■ **Task material**
# # # # # # #
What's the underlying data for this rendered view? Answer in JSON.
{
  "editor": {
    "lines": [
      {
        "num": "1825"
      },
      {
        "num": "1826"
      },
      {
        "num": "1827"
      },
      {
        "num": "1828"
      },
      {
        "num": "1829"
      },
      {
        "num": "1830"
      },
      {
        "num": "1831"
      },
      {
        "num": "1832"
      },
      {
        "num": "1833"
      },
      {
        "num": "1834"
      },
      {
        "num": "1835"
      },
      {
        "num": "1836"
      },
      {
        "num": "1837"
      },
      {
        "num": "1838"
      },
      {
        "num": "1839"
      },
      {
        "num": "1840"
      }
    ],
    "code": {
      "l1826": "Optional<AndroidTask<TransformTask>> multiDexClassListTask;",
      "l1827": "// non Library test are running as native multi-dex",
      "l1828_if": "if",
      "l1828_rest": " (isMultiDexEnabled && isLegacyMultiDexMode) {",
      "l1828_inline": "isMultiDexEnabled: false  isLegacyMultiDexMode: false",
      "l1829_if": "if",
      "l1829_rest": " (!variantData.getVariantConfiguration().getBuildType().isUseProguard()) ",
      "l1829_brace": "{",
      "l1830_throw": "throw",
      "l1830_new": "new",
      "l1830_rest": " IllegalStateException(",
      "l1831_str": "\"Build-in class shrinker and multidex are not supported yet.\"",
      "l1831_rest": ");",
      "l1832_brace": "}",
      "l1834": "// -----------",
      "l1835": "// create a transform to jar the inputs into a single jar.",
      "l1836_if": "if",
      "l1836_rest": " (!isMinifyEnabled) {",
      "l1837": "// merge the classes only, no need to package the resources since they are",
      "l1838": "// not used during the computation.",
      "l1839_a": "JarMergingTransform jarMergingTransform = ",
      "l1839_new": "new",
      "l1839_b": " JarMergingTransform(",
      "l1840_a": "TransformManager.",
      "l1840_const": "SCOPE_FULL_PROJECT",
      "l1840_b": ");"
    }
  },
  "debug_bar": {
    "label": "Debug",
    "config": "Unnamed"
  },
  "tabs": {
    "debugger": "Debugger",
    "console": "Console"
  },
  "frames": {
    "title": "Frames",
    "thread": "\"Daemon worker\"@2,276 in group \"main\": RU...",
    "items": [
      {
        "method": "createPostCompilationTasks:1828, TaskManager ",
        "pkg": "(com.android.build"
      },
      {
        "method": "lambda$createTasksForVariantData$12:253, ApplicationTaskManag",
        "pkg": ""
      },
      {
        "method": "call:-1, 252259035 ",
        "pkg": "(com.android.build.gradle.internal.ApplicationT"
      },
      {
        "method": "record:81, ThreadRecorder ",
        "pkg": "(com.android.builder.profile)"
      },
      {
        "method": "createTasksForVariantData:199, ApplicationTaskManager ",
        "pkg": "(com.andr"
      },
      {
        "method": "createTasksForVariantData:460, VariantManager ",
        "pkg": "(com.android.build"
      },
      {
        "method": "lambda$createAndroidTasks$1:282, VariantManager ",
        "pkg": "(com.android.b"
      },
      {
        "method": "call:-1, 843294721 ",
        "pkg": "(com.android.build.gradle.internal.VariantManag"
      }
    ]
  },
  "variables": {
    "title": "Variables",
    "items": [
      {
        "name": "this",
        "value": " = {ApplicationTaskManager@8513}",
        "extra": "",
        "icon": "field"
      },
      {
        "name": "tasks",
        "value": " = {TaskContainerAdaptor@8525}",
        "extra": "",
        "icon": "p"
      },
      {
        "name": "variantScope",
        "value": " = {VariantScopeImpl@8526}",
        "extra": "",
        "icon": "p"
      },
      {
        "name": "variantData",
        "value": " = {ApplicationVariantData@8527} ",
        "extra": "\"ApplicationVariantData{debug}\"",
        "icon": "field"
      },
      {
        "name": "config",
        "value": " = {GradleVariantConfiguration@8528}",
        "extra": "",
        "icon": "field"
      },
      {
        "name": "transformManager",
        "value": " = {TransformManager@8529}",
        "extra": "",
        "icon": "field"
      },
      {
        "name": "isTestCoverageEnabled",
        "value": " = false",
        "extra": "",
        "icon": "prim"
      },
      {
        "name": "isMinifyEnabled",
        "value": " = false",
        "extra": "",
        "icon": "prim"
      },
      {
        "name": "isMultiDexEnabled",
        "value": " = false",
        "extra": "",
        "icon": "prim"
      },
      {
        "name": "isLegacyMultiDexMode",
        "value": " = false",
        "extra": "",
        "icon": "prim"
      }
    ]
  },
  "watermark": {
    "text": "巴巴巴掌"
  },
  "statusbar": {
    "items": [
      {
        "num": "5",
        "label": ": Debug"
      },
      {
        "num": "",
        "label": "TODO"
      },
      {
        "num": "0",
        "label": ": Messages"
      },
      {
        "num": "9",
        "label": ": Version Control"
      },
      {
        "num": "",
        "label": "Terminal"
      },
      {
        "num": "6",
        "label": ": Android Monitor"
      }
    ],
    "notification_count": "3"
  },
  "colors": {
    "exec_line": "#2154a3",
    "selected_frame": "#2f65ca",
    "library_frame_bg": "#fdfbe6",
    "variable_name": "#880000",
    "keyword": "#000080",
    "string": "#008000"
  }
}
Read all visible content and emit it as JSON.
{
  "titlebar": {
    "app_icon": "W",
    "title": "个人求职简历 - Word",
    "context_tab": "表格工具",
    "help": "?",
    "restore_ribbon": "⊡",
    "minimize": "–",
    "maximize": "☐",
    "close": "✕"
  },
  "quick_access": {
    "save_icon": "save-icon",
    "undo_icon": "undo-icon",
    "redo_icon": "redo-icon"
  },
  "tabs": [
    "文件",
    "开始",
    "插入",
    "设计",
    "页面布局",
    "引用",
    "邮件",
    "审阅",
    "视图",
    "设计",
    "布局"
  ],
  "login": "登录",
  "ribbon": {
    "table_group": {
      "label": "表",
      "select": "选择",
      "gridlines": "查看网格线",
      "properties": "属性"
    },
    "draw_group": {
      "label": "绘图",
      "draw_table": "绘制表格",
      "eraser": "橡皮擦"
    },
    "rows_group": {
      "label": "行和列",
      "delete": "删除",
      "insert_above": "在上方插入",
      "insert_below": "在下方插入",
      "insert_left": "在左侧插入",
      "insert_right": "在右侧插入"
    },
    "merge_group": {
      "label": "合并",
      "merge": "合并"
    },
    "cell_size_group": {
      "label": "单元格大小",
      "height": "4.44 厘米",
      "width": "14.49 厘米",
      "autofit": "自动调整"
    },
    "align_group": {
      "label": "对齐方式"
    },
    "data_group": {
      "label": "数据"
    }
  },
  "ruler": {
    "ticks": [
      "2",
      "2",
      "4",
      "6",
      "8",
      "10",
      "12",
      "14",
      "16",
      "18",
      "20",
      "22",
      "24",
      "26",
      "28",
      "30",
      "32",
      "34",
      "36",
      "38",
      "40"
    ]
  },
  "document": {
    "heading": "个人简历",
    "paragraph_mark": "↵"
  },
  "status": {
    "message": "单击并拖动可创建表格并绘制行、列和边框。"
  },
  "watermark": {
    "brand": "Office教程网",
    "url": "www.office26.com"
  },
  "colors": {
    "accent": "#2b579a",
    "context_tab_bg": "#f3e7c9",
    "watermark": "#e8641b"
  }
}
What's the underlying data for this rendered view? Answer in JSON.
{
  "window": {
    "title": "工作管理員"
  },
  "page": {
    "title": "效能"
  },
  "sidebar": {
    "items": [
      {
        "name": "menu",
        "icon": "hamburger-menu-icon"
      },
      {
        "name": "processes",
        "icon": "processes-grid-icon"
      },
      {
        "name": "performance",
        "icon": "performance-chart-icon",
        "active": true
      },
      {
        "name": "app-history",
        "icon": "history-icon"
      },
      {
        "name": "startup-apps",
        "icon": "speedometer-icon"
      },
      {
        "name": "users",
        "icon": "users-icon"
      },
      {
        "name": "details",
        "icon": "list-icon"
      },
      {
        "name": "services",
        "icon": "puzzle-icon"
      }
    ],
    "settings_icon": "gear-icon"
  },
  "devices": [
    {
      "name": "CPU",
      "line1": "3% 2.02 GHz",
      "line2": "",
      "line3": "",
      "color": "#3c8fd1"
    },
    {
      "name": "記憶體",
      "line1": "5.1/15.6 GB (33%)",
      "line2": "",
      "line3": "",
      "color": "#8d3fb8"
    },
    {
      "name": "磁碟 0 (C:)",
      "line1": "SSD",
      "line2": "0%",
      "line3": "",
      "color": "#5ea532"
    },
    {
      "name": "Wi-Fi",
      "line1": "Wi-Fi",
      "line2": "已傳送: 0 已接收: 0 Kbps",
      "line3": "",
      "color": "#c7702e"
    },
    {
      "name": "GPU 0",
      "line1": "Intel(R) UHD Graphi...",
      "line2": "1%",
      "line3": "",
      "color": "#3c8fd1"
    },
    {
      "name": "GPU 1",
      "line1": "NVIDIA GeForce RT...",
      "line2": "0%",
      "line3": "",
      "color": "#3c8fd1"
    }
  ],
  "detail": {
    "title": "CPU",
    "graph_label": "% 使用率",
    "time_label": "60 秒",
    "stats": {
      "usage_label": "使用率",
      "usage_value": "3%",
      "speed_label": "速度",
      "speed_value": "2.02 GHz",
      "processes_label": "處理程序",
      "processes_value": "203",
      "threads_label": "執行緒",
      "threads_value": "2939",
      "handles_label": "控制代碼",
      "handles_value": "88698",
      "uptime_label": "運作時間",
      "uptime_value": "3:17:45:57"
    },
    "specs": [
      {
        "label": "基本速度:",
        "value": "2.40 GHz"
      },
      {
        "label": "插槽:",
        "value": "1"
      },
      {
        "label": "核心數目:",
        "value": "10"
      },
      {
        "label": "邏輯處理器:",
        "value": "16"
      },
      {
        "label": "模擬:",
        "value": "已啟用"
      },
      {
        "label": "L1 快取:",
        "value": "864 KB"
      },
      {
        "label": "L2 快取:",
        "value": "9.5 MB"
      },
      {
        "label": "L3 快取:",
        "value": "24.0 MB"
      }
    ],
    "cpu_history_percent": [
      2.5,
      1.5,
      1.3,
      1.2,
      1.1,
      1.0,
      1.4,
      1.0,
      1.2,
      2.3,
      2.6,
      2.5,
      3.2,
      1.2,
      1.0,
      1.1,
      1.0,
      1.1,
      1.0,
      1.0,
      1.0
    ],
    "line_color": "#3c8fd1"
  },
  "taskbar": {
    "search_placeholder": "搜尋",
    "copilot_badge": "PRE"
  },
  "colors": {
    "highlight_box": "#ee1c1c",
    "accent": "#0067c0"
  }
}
# # # # # # #
■ **What to produce**
Look through the records and gather every line containing "createTasksForVariantData".

■ **Final answer**
        "method": "lambda$createTasksForVariantData$12:253, ApplicationTaskManag",
        "method": "createTasksForVariantData:199, ApplicationTaskManager ",
        "method": "createTasksForVariantData:460, VariantManager ",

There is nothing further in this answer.